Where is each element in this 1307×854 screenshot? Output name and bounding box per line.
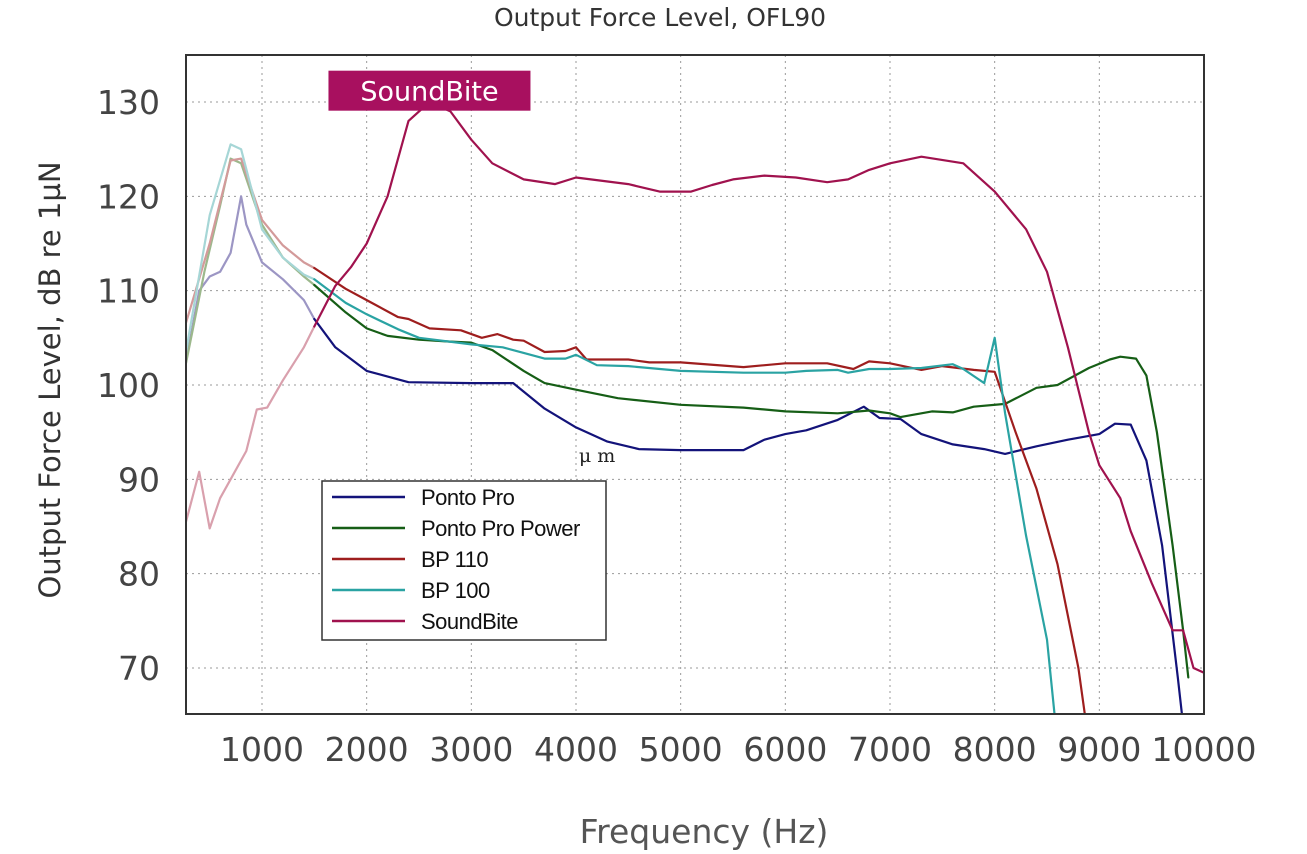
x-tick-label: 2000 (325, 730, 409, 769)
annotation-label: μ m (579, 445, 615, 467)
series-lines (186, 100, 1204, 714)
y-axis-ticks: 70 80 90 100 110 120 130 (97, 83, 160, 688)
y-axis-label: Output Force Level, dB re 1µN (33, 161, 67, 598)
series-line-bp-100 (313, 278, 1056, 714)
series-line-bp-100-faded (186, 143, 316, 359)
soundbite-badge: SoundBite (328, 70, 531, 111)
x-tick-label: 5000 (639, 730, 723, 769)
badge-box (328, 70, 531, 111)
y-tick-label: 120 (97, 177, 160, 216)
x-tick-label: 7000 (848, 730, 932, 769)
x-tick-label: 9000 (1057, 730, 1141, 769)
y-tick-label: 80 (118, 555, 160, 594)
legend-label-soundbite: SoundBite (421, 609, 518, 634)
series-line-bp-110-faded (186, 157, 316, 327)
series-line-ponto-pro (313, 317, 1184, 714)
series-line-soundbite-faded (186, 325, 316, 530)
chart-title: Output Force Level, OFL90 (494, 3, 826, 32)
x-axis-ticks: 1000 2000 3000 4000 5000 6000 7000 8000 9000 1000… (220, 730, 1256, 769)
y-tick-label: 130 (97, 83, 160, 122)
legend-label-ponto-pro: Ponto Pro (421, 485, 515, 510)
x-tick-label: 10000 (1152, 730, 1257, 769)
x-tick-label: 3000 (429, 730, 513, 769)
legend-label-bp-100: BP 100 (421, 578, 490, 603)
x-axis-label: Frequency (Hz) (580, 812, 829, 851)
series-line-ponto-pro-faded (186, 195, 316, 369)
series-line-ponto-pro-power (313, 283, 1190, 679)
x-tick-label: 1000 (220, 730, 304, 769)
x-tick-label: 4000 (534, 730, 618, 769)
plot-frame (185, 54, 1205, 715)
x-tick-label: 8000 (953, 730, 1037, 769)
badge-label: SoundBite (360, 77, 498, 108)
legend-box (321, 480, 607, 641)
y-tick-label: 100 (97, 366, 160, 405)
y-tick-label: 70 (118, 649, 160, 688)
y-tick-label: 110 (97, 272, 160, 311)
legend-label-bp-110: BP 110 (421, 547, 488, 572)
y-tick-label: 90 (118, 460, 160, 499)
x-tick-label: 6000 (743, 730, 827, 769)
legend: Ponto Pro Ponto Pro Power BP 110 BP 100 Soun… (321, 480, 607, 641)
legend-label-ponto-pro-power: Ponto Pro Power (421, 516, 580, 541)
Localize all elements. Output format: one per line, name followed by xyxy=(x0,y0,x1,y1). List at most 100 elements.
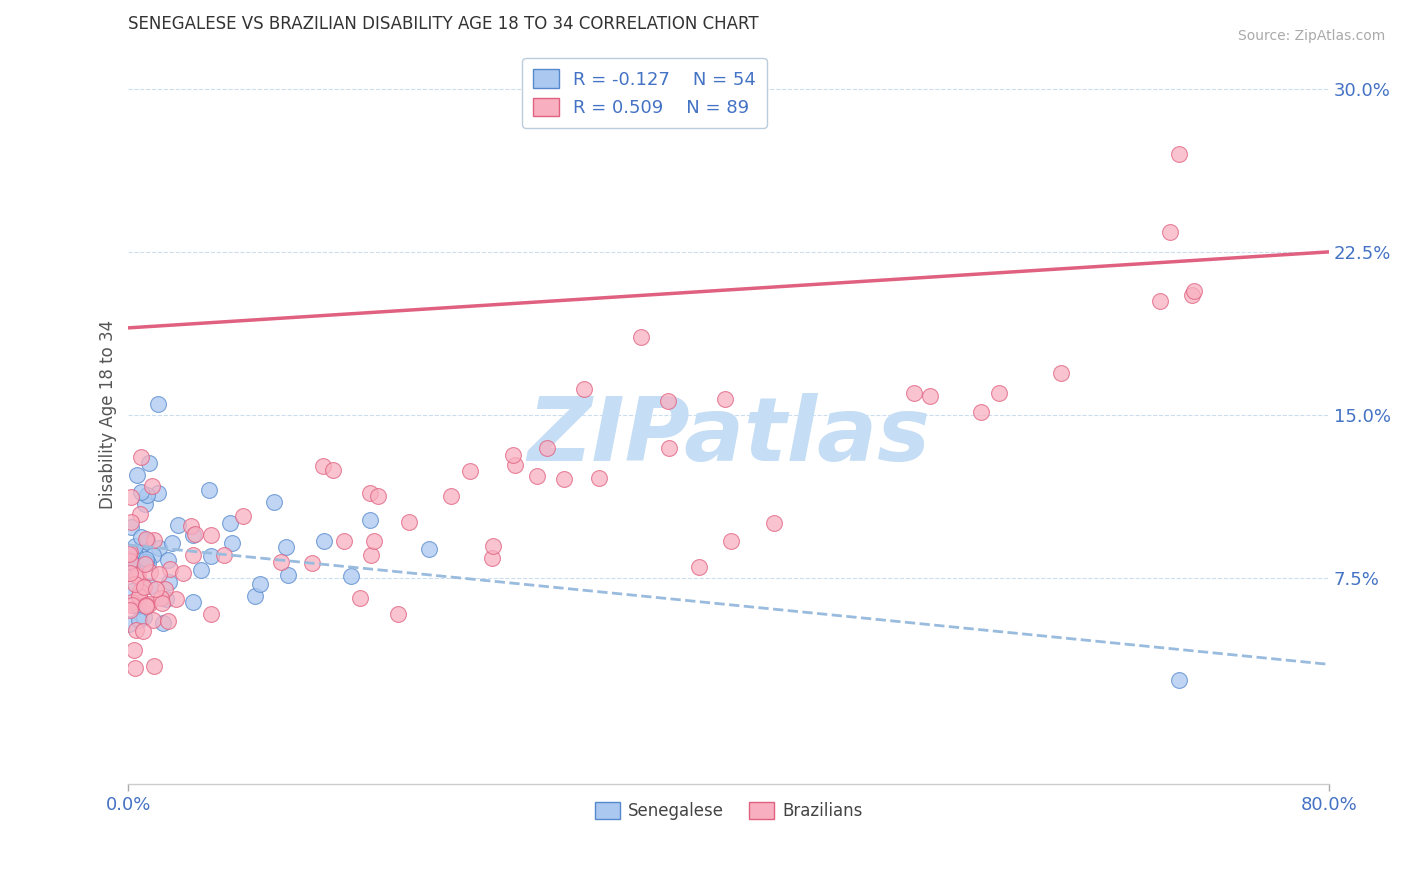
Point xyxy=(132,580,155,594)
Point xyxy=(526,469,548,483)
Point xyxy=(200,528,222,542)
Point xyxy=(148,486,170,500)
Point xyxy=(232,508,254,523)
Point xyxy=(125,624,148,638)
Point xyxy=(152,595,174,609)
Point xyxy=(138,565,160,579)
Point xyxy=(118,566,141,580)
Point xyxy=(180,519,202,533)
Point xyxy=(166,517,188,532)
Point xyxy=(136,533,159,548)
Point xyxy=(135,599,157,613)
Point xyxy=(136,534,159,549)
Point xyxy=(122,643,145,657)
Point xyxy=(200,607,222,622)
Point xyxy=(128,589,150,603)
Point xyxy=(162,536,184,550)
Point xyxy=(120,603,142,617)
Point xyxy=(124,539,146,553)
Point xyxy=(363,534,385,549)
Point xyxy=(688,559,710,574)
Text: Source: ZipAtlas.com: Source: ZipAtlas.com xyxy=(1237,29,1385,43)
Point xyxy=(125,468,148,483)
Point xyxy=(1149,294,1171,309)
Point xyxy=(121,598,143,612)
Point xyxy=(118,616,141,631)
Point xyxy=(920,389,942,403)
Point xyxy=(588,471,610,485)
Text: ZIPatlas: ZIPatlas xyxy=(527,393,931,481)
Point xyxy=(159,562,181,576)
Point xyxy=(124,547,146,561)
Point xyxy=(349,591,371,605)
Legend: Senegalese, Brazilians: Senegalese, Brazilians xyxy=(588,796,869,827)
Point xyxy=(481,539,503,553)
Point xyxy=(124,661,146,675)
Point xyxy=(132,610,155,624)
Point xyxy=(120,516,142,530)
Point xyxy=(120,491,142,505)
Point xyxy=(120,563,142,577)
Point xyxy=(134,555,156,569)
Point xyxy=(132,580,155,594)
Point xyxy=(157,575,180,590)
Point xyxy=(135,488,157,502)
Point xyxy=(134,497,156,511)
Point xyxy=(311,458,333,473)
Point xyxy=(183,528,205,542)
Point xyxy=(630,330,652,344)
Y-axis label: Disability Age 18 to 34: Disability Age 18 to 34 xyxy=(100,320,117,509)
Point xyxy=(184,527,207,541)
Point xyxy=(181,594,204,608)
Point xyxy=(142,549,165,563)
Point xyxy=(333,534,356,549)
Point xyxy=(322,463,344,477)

───

**Problem description:**
Return each line of the listing above that contains the string "badge".

**The result:**
soundbite-badge: SoundBite (328, 70, 531, 111)
badge-box (328, 70, 531, 111)
badge-label: SoundBite (360, 77, 498, 108)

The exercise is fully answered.